* _EXERCISE REQUIREMENTS_:
Print every entry word for word, but omit the pictures.

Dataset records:
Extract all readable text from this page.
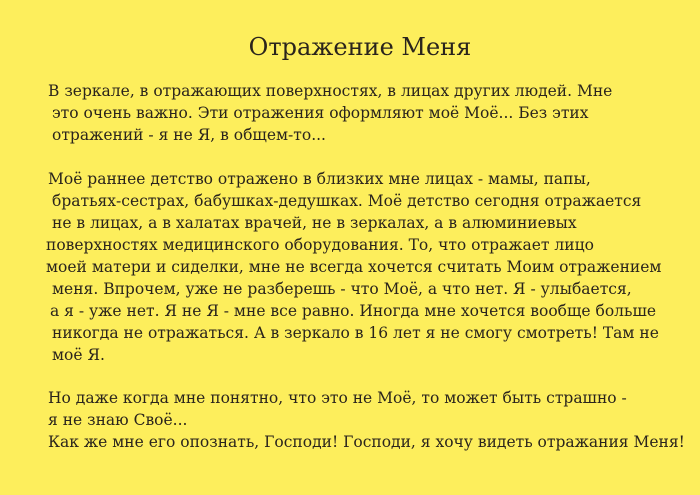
Отражение Меня

В зеркале, в отражающих поверхностях, в лицах других людей. Мне

это очень важно. Эти отражения оформляют моё Моё... Без этих

отражений - я не Я, в общем-то...

Моё раннее детство отражено в близких мне лицах - мамы, папы,

братьях-сестрах, бабушках-дедушках. Моё детство сегодня отражается

не в лицах, а в халатах врачей, не в зеркалах, а в алюминиевых

поверхностях медицинского оборудования. То, что отражает лицо

моей матери и сиделки, мне не всегда хочется считать Моим отражением

меня. Впрочем, уже не разберешь - что Моё, а что нет. Я - улыбается,

а я - уже нет. Я не Я - мне все равно. Иногда мне хочется вообще больше

никогда не отражаться. А в зеркало в 16 лет я не смогу смотреть! Там не

моё Я.

Но даже когда мне понятно, что это не Моё, то может быть страшно -

я не знаю Своё...

Как же мне его опознать, Господи! Господи, я хочу видеть отражания Меня!
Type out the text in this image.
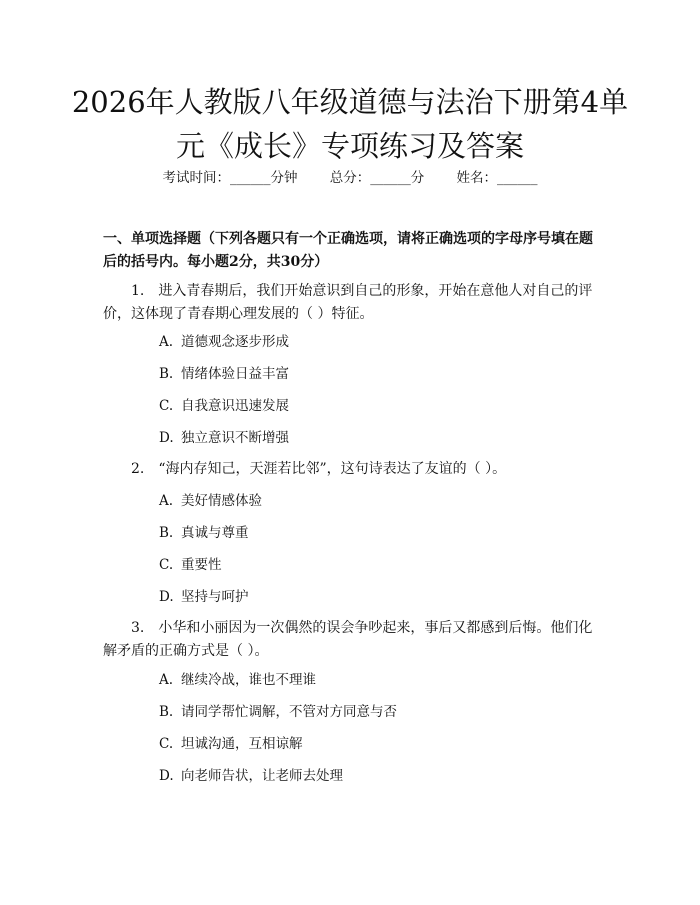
2026年人教版八年级道德与法治下册第4单元《成长》专项练习及答案
考试时间：______分钟 总分：______分 姓名：______
一、单项选择题（下列各题只有一个正确选项，请将正确选项的字母序号填在题后的括号内。每小题2分，共30分）
1. 进入青春期后，我们开始意识到自己的形象，开始在意他人对自己的评价，这体现了青春期心理发展的（ ）特征。
A. 道德观念逐步形成
B. 情绪体验日益丰富
C. 自我意识迅速发展
D. 独立意识不断增强
2. “海内存知己，天涯若比邻”，这句诗表达了友谊的（ ）。
A. 美好情感体验
B. 真诚与尊重
C. 重要性
D. 坚持与呵护
3. 小华和小丽因为一次偶然的误会争吵起来，事后又都感到后悔。他们化解矛盾的正确方式是（ ）。
A. 继续冷战，谁也不理谁
B. 请同学帮忙调解，不管对方同意与否
C. 坦诚沟通，互相谅解
D. 向老师告状，让老师去处理
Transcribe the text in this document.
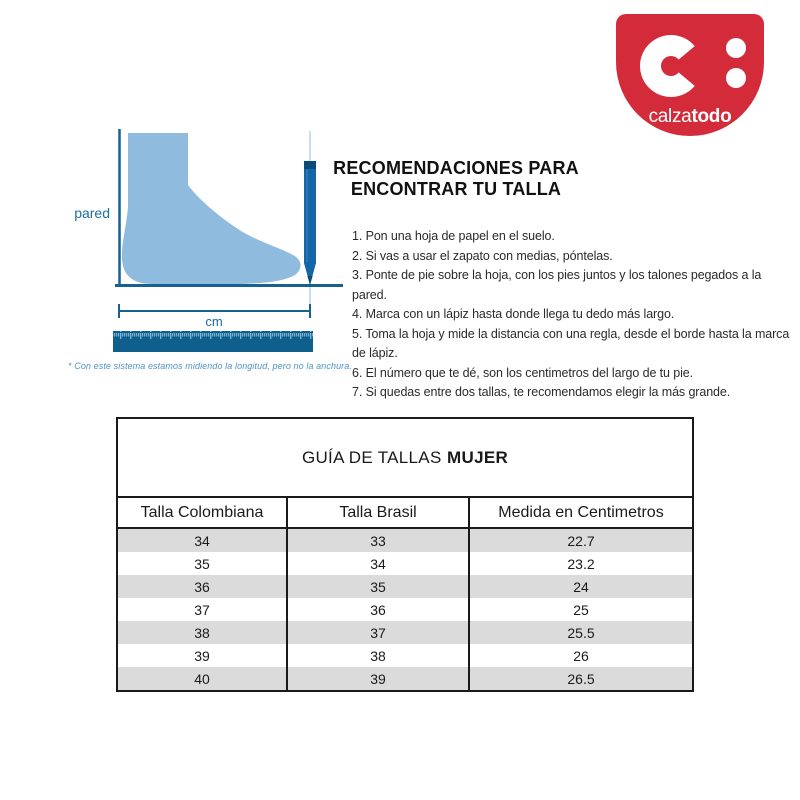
calzatodo
cm
pared
* Con este sistema estamos midiendo la longitud, pero no la anchura.
RECOMENDACIONES PARA
ENCONTRAR TU TALLA
1. Pon una hoja de papel en el suelo.
2. Si vas a usar el zapato con medias, póntelas.
3. Ponte de pie sobre la hoja, con los pies juntos y los talones pegados a la pared.
4. Marca con un lápiz hasta donde llega tu dedo más largo.
5. Toma la hoja y mide la distancia con una regla, desde el borde hasta la marca de lápiz.
6. El número que te dé, son los centimetros del largo de tu pie.
7. Si quedas entre dos tallas, te recomendamos elegir la más grande.
GUÍA DE TALLAS MUJER		
Talla Colombiana	Talla Brasil	Medida en Centimetros
34	33	22.7
35	34	23.2
36	35	24
37	36	25
38	37	25.5
39	38	26
40	39	26.5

* _EXERCISE ANSWER_:
Extract all readable text from this page.
Отражение Меня

В зеркале, в отражающих поверхностях, в лицах других людей. Мне

это очень важно. Эти отражения оформляют моё Моё... Без этих

отражений - я не Я, в общем-то...

Моё раннее детство отражено в близких мне лицах - мамы, папы,

братьях-сестрах, бабушках-дедушках. Моё детство сегодня отражается

не в лицах, а в халатах врачей, не в зеркалах, а в алюминиевых

поверхностях медицинского оборудования. То, что отражает лицо

моей матери и сиделки, мне не всегда хочется считать Моим отражением

меня. Впрочем, уже не разберешь - что Моё, а что нет. Я - улыбается,

а я - уже нет. Я не Я - мне все равно. Иногда мне хочется вообще больше

никогда не отражаться. А в зеркало в 16 лет я не смогу смотреть! Там не

моё Я.

Но даже когда мне понятно, что это не Моё, то может быть страшно -

я не знаю Своё...

Как же мне его опознать, Господи! Господи, я хочу видеть отражания Меня!
Type out the text in this image.
2026年人教版八年级道德与法治下册第4单元《成长》专项练习及答案
考试时间：______分钟 总分：______分 姓名：______
一、单项选择题（下列各题只有一个正确选项，请将正确选项的字母序号填在题后的括号内。每小题2分，共30分）
1. 进入青春期后，我们开始意识到自己的形象，开始在意他人对自己的评价，这体现了青春期心理发展的（ ）特征。
A. 道德观念逐步形成
B. 情绪体验日益丰富
C. 自我意识迅速发展
D. 独立意识不断增强
2. “海内存知己，天涯若比邻”，这句诗表达了友谊的（ ）。
A. 美好情感体验
B. 真诚与尊重
C. 重要性
D. 坚持与呵护
3. 小华和小丽因为一次偶然的误会争吵起来，事后又都感到后悔。他们化解矛盾的正确方式是（ ）。
A. 继续冷战，谁也不理谁
B. 请同学帮忙调解，不管对方同意与否
C. 坦诚沟通，互相谅解
D. 向老师告状，让老师去处理
Transcribe the text in this document.
calzatodo
cm
pared
* Con este sistema estamos midiendo la longitud, pero no la anchura.
RECOMENDACIONES PARA
ENCONTRAR TU TALLA
1. Pon una hoja de papel en el suelo.
2. Si vas a usar el zapato con medias, póntelas.
3. Ponte de pie sobre la hoja, con los pies juntos y los talones pegados a la pared.
4. Marca con un lápiz hasta donde llega tu dedo más largo.
5. Toma la hoja y mide la distancia con una regla, desde el borde hasta la marca de lápiz.
6. El número que te dé, son los centimetros del largo de tu pie.
7. Si quedas entre dos tallas, te recomendamos elegir la más grande.
GUÍA DE TALLAS MUJER		
Talla Colombiana	Talla Brasil	Medida en Centimetros
34	33	22.7
35	34	23.2
36	35	24
37	36	25
38	37	25.5
39	38	26
40	39	26.5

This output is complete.